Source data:

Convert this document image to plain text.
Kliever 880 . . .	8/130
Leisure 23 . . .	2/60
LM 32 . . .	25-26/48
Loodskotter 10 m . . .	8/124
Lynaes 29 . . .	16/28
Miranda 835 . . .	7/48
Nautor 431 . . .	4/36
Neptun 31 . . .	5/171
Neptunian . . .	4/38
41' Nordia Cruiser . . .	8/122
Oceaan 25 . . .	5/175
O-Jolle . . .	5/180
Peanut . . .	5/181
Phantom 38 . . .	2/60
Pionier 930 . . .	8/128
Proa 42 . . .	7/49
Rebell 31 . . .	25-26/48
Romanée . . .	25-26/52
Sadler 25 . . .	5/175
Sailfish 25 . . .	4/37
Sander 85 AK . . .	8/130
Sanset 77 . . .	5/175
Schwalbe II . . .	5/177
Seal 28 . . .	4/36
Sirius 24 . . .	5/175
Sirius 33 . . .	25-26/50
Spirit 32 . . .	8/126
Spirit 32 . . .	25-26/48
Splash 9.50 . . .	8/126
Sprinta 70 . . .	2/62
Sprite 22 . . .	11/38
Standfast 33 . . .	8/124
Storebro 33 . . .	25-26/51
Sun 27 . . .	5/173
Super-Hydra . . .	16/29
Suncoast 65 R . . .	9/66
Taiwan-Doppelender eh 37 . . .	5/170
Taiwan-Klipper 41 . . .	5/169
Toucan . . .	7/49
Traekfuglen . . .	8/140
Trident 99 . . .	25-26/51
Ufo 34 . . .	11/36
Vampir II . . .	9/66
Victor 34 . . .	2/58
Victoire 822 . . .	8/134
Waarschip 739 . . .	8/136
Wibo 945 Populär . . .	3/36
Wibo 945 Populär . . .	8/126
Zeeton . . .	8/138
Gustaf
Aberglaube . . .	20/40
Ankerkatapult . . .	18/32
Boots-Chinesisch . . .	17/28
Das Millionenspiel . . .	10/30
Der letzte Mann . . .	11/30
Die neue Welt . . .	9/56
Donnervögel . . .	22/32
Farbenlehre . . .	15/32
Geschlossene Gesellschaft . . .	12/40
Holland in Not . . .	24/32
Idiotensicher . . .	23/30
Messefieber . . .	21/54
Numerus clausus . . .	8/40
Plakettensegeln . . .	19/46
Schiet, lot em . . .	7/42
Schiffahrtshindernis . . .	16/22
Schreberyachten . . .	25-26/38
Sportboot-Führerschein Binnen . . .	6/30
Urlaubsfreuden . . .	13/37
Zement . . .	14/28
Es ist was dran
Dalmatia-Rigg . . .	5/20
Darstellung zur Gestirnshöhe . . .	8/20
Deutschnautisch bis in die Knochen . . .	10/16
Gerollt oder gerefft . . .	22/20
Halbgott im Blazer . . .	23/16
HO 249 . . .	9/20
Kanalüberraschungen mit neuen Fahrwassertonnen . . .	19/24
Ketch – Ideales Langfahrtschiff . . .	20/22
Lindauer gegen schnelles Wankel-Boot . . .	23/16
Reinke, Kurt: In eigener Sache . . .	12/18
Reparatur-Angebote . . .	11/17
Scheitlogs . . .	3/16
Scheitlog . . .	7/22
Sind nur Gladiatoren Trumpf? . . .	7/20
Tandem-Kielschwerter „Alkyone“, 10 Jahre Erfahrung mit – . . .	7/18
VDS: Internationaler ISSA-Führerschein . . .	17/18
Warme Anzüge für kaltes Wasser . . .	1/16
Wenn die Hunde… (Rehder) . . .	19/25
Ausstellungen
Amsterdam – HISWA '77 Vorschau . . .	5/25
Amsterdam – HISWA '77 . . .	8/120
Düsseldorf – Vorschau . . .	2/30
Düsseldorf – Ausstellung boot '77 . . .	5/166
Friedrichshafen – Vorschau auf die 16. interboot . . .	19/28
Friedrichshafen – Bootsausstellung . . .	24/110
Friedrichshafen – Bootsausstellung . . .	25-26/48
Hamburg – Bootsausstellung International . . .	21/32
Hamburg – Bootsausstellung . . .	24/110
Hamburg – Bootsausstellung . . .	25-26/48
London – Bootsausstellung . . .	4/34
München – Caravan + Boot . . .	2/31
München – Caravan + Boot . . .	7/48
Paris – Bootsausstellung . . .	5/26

● WHAT TO DO
Exact output of every entry is required.

● REPLY
Convert this document image to plain text.
Kliever 880 . . .	8/130
Leisure 23 . . .	2/60
LM 32 . . .	25-26/48
Loodskotter 10 m . . .	8/124
Lynaes 29 . . .	16/28
Miranda 835 . . .	7/48
Nautor 431 . . .	4/36
Neptun 31 . . .	5/171
Neptunian . . .	4/38
41' Nordia Cruiser . . .	8/122
Oceaan 25 . . .	5/175
O-Jolle . . .	5/180
Peanut . . .	5/181
Phantom 38 . . .	2/60
Pionier 930 . . .	8/128
Proa 42 . . .	7/49
Rebell 31 . . .	25-26/48
Romanée . . .	25-26/52
Sadler 25 . . .	5/175
Sailfish 25 . . .	4/37
Sander 85 AK . . .	8/130
Sanset 77 . . .	5/175
Schwalbe II . . .	5/177
Seal 28 . . .	4/36
Sirius 24 . . .	5/175
Sirius 33 . . .	25-26/50
Spirit 32 . . .	8/126
Spirit 32 . . .	25-26/48
Splash 9.50 . . .	8/126
Sprinta 70 . . .	2/62
Sprite 22 . . .	11/38
Standfast 33 . . .	8/124
Storebro 33 . . .	25-26/51
Sun 27 . . .	5/173
Super-Hydra . . .	16/29
Suncoast 65 R . . .	9/66
Taiwan-Doppelender eh 37 . . .	5/170
Taiwan-Klipper 41 . . .	5/169
Toucan . . .	7/49
Traekfuglen . . .	8/140
Trident 99 . . .	25-26/51
Ufo 34 . . .	11/36
Vampir II . . .	9/66
Victor 34 . . .	2/58
Victoire 822 . . .	8/134
Waarschip 739 . . .	8/136
Wibo 945 Populär . . .	3/36
Wibo 945 Populär . . .	8/126
Zeeton . . .	8/138
Gustaf
Aberglaube . . .	20/40
Ankerkatapult . . .	18/32
Boots-Chinesisch . . .	17/28
Das Millionenspiel . . .	10/30
Der letzte Mann . . .	11/30
Die neue Welt . . .	9/56
Donnervögel . . .	22/32
Farbenlehre . . .	15/32
Geschlossene Gesellschaft . . .	12/40
Holland in Not . . .	24/32
Idiotensicher . . .	23/30
Messefieber . . .	21/54
Numerus clausus . . .	8/40
Plakettensegeln . . .	19/46
Schiet, lot em . . .	7/42
Schiffahrtshindernis . . .	16/22
Schreberyachten . . .	25-26/38
Sportboot-Führerschein Binnen . . .	6/30
Urlaubsfreuden . . .	13/37
Zement . . .	14/28
Es ist was dran
Dalmatia-Rigg . . .	5/20
Darstellung zur Gestirnshöhe . . .	8/20
Deutschnautisch bis in die Knochen . . .	10/16
Gerollt oder gerefft . . .	22/20
Halbgott im Blazer . . .	23/16
HO 249 . . .	9/20
Kanalüberraschungen mit neuen Fahrwassertonnen . . .	19/24
Ketch – Ideales Langfahrtschiff . . .	20/22
Lindauer gegen schnelles Wankel-Boot . . .	23/16
Reinke, Kurt: In eigener Sache . . .	12/18
Reparatur-Angebote . . .	11/17
Scheitlogs . . .	3/16
Scheitlog . . .	7/22
Sind nur Gladiatoren Trumpf? . . .	7/20
Tandem-Kielschwerter „Alkyone“, 10 Jahre Erfahrung mit – . . .	7/18
VDS: Internationaler ISSA-Führerschein . . .	17/18
Warme Anzüge für kaltes Wasser . . .	1/16
Wenn die Hunde… (Rehder) . . .	19/25
Ausstellungen
Amsterdam – HISWA '77 Vorschau . . .	5/25
Amsterdam – HISWA '77 . . .	8/120
Düsseldorf – Vorschau . . .	2/30
Düsseldorf – Ausstellung boot '77 . . .	5/166
Friedrichshafen – Vorschau auf die 16. interboot . . .	19/28
Friedrichshafen – Bootsausstellung . . .	24/110
Friedrichshafen – Bootsausstellung . . .	25-26/48
Hamburg – Bootsausstellung International . . .	21/32
Hamburg – Bootsausstellung . . .	24/110
Hamburg – Bootsausstellung . . .	25-26/48
London – Bootsausstellung . . .	4/34
München – Caravan + Boot . . .	2/31
München – Caravan + Boot . . .	7/48
Paris – Bootsausstellung . . .	5/26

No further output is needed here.